- PROMPT -
Lift every line from the entries that includes the word "color".

- MATERIAL TO PROCESS -
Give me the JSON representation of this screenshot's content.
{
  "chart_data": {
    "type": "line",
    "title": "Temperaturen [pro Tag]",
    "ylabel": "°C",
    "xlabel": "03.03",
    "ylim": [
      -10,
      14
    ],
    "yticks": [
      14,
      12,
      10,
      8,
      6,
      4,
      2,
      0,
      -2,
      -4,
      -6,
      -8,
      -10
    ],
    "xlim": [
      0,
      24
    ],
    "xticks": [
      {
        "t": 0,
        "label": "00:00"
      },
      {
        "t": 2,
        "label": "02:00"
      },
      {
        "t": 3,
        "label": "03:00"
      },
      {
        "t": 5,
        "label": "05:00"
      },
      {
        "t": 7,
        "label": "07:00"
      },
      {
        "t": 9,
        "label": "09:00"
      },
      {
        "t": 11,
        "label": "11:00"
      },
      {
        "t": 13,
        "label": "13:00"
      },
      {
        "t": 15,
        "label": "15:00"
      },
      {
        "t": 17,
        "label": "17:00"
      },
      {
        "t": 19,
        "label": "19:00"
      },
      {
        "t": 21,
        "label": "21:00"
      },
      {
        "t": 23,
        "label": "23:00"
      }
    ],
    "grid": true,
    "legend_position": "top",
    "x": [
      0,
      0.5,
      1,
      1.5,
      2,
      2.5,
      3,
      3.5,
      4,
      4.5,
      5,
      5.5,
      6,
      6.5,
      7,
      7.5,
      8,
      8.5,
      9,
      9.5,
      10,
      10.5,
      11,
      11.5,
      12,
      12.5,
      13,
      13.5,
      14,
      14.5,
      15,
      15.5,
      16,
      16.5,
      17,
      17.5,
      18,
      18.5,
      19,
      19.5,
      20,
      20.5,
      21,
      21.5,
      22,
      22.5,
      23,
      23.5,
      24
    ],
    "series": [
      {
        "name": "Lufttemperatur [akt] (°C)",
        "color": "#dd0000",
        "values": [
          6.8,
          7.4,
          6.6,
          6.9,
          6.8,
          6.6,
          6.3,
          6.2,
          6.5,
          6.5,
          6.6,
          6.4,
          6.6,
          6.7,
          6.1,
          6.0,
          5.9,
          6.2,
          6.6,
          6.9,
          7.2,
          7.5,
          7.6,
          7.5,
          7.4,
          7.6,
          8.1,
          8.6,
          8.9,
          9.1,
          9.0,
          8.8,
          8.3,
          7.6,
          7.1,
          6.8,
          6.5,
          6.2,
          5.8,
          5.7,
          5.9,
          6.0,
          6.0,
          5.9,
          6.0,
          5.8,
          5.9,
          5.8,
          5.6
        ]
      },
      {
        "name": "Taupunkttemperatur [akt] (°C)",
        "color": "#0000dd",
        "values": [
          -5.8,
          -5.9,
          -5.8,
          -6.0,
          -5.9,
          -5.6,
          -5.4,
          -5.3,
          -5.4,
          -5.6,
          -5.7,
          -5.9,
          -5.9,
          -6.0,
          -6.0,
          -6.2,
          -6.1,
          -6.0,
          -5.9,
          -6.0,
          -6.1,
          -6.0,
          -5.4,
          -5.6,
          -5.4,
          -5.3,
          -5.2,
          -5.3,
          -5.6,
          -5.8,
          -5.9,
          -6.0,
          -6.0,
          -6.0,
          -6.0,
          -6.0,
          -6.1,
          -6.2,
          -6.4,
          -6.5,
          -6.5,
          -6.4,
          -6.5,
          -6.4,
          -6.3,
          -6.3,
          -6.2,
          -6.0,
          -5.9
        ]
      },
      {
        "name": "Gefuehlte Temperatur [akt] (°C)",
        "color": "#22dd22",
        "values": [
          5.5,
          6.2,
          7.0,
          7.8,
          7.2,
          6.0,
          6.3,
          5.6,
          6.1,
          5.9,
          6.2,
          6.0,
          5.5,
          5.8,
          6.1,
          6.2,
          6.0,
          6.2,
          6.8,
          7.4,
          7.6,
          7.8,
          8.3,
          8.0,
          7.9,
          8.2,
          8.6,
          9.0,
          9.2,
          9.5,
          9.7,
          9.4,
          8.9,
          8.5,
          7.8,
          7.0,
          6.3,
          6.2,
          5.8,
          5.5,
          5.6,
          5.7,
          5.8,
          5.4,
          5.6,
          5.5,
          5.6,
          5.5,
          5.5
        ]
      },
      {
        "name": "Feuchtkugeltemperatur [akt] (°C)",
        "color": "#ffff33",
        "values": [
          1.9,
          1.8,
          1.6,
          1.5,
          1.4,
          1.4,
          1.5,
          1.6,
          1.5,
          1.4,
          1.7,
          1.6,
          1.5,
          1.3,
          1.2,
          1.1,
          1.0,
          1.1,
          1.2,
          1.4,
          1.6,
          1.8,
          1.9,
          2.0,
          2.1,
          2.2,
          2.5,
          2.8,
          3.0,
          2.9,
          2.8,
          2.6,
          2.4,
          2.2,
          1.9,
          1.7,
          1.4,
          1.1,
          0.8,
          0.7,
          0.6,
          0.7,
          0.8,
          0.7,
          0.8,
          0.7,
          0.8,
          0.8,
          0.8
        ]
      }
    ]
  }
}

- PROBLEM SOLUTION -
        "color": "#dd0000",
        "color": "#0000dd",
        "color": "#22dd22",
        "color": "#ffff33",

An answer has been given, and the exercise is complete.